TASK: Check each line of the entries below for the string "this"; copy every line where it appears.

^^^^^^^^^^^^^^^^

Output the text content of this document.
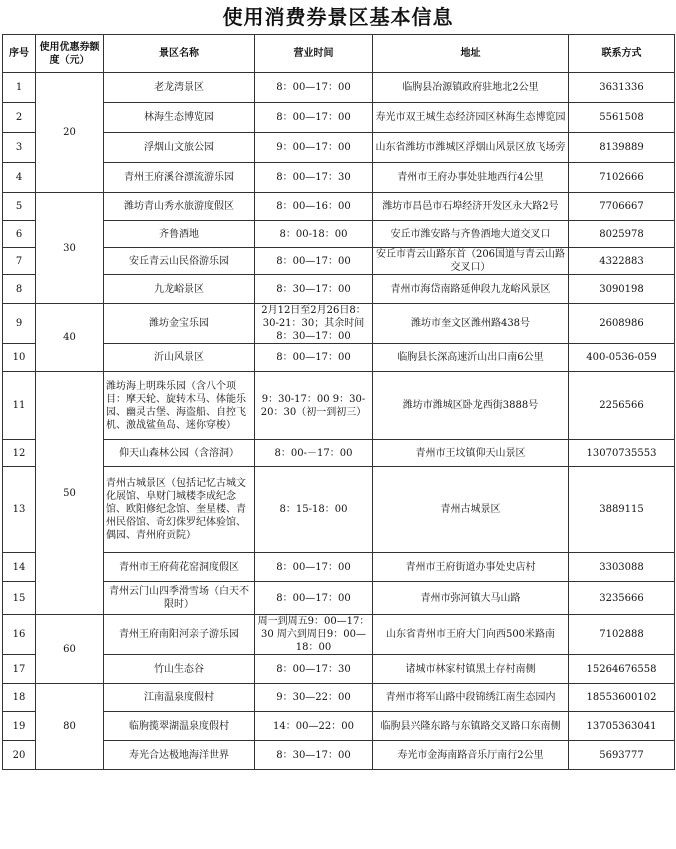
使用消费券景区基本信息
序号	使用优惠券额度（元）	景区名称	营业时间	地址	联系方式
1	20	老龙湾景区	8：00—17：00	临朐县冶源镇政府驻地北2公里	3631336
2		林海生态博览园	8：00—17：00	寿光市双王城生态经济园区林海生态博览园	5561508
3		浮烟山文旅公园	9：00—17：00	山东省潍坊市潍城区浮烟山风景区放飞场旁	8139889
4		青州王府溪谷漂流游乐园	8：00—17：30	青州市王府办事处驻地西行4公里	7102666
5	30	潍坊青山秀水旅游度假区	8：00—16：00	潍坊市昌邑市石埠经济开发区永大路2号	7706667
6		齐鲁酒地	8：00-18：00	安丘市潍安路与齐鲁酒地大道交叉口	8025978
7		安丘青云山民俗游乐园	8：00—17：00	安丘市青云山路东首（206国道与青云山路交叉口）	4322883
8		九龙峪景区	8：30—17：00	青州市海岱南路延伸段九龙峪风景区	3090198
9	40	潍坊金宝乐园	2月12日至2月26日8：30-21：30；其余时间8：30—17：00	潍坊市奎文区潍州路438号	2608986
10		沂山风景区	8：00—17：00	临朐县长深高速沂山出口南6公里	400-0536-059
11	50	潍坊海上明珠乐园（含八个项目：摩天轮、旋转木马、体能乐园、幽灵古堡、海盗船、自控飞机、激战鲨鱼岛、迷你穿梭）	9：30-17：00 9：30-20：30（初一到初三）	潍坊市潍城区卧龙西街3888号	2256566
12		仰天山森林公园（含溶洞）	8：00-－17：00	青州市王坟镇仰天山景区	13070735553
13		青州古城景区（包括记忆古城文化展馆、阜财门城楼李成纪念馆、欧阳修纪念馆、奎星楼、青州民俗馆、奇幻侏罗纪体验馆、偶园、青州府贡院）	8：15-18：00	青州古城景区	3889115
14		青州市王府荷花窑洞度假区	8：00—17：00	青州市王府街道办事处史店村	3303088
15		青州云门山四季滑雪场（白天不限时）	8：00—17：00	青州市弥河镇大马山路	3235666
16	60	青州王府南阳河亲子游乐园	周一到周五9：00—17：30 周六到周日9：00—18：00	山东省青州市王府大门向西500米路南	7102888
17		竹山生态谷	8：00—17：30	诸城市林家村镇黑土存村南侧	15264676558
18	80	江南温泉度假村	9：30—22：00	青州市将军山路中段锦绣江南生态园内	18553600102
19		临朐揽翠湖温泉度假村	14：00—22：00	临朐县兴隆东路与东镇路交叉路口东南侧	13705363041
20		寿光合达极地海洋世界	8：30—17：00	寿光市金海南路音乐厅南行2公里	5693777
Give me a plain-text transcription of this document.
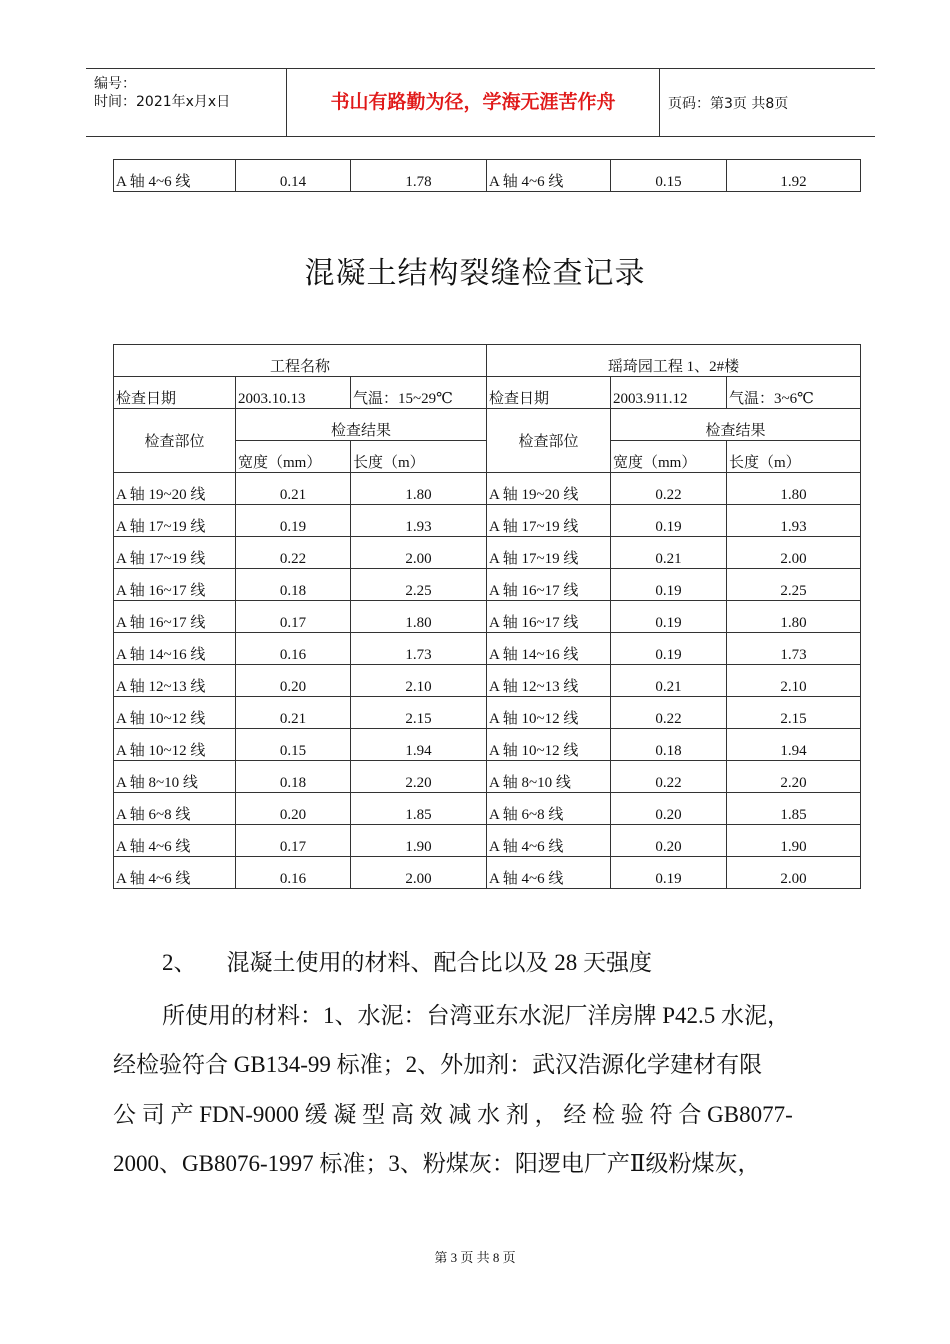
编号：
时间：2021年x月x日	书山有路勤为径，学海无涯苦作舟	页码：第3页 共8页
A 轴 4~6 线	0.14	1.78	A 轴 4~6 线	0.15	1.92
混凝土结构裂缝检查记录
工程名称			瑶琦园工程 1、2#楼		
检查日期	2003.10.13	气温：15~29℃	检查日期	2003.911.12	气温：3~6℃
检查部位	检查结果		检查部位	检查结果	
	宽度（mm）	长度（m）		宽度（mm）	长度（m）
A 轴 19~20 线	0.21	1.80	A 轴 19~20 线	0.22	1.80
A 轴 17~19 线	0.19	1.93	A 轴 17~19 线	0.19	1.93
A 轴 17~19 线	0.22	2.00	A 轴 17~19 线	0.21	2.00
A 轴 16~17 线	0.18	2.25	A 轴 16~17 线	0.19	2.25
A 轴 16~17 线	0.17	1.80	A 轴 16~17 线	0.19	1.80
A 轴 14~16 线	0.16	1.73	A 轴 14~16 线	0.19	1.73
A 轴 12~13 线	0.20	2.10	A 轴 12~13 线	0.21	2.10
A 轴 10~12 线	0.21	2.15	A 轴 10~12 线	0.22	2.15
A 轴 10~12 线	0.15	1.94	A 轴 10~12 线	0.18	1.94
A 轴 8~10 线	0.18	2.20	A 轴 8~10 线	0.22	2.20
A 轴 6~8 线	0.20	1.85	A 轴 6~8 线	0.20	1.85
A 轴 4~6 线	0.17	1.90	A 轴 4~6 线	0.20	1.90
A 轴 4~6 线	0.16	2.00	A 轴 4~6 线	0.19	2.00
2、 混凝土使用的材料、配合比以及 28 天强度
所使用的材料：1、水泥：台湾亚东水泥厂洋房牌 P42.5 水泥，
经检验符合 GB134-99 标准；2、外加剂：武汉浩源化学建材有限
公 司 产 FDN-9000 缓 凝 型 高 效 减 水 剂 ， 经 检 验 符 合 GB8077-
2000、GB8076-1997 标准；3、粉煤灰：阳逻电厂产Ⅱ级粉煤灰，
第 3 页 共 8 页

^^^^^^^^^^^^^^^^

IN RESPONSE:
Output the text content of this document.
Give me a plain-text transcription of this document.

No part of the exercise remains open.